◆ What is needed ◆
Put the records, from the first line through the line that contains "sidebar-item-label: WooCommerce xyxy=(29,177,110,190)", into a Markdown table with the columns Row and Text. Give each line its row number and leave out blank lines.
------------------------------------------------------------
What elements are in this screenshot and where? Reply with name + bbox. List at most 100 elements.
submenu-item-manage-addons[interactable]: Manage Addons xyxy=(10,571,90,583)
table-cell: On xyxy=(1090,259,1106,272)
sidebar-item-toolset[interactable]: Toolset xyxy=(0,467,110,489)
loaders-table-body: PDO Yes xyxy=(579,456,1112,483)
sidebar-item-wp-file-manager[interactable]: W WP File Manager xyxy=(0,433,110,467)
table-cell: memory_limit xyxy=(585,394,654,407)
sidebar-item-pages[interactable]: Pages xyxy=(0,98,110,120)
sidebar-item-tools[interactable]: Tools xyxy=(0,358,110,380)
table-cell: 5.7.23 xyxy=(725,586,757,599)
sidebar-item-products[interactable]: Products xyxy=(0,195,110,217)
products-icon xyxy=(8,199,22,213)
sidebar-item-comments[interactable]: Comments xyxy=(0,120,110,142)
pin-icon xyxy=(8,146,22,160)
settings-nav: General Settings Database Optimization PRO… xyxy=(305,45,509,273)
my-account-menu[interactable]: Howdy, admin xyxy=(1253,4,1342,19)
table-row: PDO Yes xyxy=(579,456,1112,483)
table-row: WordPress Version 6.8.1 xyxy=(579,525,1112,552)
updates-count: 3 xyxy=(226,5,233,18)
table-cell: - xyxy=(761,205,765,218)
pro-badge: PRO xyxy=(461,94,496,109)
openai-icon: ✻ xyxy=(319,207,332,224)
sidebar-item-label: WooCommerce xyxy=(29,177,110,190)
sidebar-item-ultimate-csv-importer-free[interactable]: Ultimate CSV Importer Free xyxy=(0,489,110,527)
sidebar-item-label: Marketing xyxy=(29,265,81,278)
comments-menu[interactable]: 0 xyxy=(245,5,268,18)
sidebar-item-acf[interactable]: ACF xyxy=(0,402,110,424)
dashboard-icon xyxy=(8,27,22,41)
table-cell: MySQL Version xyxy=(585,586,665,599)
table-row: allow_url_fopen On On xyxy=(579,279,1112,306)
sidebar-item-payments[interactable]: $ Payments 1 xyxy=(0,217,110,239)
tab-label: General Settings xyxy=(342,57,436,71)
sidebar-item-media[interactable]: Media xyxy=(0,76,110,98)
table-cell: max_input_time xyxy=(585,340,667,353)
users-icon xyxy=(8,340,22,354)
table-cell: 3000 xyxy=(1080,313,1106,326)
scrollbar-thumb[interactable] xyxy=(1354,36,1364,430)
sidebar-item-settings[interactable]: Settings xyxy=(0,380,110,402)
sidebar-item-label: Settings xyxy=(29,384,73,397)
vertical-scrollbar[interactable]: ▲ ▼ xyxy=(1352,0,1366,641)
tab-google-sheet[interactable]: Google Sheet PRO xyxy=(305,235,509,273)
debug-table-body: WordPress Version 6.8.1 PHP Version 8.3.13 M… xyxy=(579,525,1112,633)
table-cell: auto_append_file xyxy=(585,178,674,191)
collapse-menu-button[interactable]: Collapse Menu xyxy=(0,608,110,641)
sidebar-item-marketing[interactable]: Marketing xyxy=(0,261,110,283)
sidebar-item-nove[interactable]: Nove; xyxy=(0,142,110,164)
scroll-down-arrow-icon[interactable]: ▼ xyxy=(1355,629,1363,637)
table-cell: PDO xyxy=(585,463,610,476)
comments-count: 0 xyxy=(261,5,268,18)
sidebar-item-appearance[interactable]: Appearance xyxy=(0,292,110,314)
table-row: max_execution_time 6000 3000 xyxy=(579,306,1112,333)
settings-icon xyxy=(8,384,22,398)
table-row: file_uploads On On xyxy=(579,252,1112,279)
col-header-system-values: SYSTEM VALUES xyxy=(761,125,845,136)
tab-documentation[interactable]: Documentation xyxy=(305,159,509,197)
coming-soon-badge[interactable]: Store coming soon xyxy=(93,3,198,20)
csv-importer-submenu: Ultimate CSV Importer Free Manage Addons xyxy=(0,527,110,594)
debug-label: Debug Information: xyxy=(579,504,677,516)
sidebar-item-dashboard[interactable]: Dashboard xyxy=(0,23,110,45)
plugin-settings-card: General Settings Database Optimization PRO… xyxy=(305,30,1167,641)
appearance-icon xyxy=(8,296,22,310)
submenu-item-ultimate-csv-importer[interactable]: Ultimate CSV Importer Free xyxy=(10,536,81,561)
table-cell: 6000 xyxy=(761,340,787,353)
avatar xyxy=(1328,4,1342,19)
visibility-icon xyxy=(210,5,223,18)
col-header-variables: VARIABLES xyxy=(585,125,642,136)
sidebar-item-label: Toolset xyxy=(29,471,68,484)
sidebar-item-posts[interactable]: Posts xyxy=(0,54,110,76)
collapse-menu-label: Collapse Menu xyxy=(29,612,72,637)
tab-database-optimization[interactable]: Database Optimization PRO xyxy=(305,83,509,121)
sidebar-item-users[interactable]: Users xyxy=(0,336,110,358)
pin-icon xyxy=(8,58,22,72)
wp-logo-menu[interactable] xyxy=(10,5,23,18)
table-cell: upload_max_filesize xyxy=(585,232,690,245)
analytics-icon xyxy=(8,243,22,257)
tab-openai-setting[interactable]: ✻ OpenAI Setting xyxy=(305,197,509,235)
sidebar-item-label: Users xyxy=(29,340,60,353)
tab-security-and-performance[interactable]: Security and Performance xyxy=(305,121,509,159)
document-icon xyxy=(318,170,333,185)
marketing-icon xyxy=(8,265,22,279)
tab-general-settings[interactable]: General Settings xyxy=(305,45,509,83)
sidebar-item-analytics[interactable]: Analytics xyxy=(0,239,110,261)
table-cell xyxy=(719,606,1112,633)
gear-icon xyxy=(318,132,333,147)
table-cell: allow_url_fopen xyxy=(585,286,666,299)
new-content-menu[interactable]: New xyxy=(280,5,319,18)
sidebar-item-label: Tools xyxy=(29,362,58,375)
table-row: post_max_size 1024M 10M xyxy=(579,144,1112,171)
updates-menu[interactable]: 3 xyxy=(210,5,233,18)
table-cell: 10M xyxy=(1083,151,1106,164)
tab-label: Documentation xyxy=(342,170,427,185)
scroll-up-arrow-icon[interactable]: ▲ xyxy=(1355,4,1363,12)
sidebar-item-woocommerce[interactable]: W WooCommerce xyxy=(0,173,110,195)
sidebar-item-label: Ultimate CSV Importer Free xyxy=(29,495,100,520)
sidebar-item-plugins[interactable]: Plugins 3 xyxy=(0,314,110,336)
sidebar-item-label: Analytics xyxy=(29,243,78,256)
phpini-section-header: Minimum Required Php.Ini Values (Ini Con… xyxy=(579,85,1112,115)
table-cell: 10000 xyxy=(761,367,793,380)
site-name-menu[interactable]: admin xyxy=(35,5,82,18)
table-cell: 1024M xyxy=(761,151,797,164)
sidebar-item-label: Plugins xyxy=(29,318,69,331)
------------------------------------------------------------
◆ Full answer ◆
| Row | Text |
|---|---|
| 1 | What elements are in this screenshot and where? Reply with name + bbox. List at most 100 elements. |
| 2 | submenu-item-manage-addons[interactable]: Manage Addons xyxy=(10,571,90,583) |
| 3 | table-cell: On xyxy=(1090,259,1106,272) |
| 4 | sidebar-item-toolset[interactable]: Toolset xyxy=(0,467,110,489) |
| 5 | loaders-table-body: PDO Yes xyxy=(579,456,1112,483) |
| 6 | sidebar-item-wp-file-manager[interactable]: W WP File Manager xyxy=(0,433,110,467) |
| 7 | table-cell: memory_limit xyxy=(585,394,654,407) |
| 8 | sidebar-item-pages[interactable]: Pages xyxy=(0,98,110,120) |
| 9 | sidebar-item-tools[interactable]: Tools xyxy=(0,358,110,380) |
| 10 | table-cell: 5.7.23 xyxy=(725,586,757,599) |
| 11 | sidebar-item-products[interactable]: Products xyxy=(0,195,110,217) |
| 12 | products-icon xyxy=(8,199,22,213) |
| 13 | sidebar-item-comments[interactable]: Comments xyxy=(0,120,110,142) |
| 14 | pin-icon xyxy=(8,146,22,160) |
| 15 | settings-nav: General Settings Database Optimization PRO… xyxy=(305,45,509,273) |
| 16 | my-account-menu[interactable]: Howdy, admin xyxy=(1253,4,1342,19) |
| 17 | table-row: PDO Yes xyxy=(579,456,1112,483) |
| 18 | table-row: WordPress Version 6.8.1 xyxy=(579,525,1112,552) |
| 19 | updates-count: 3 xyxy=(226,5,233,18) |
| 20 | table-cell: - xyxy=(761,205,765,218) |
| 21 | pro-badge: PRO xyxy=(461,94,496,109) |
| 22 | openai-icon: ✻ xyxy=(319,207,332,224) |
| 23 | sidebar-item-label: WooCommerce xyxy=(29,177,110,190) |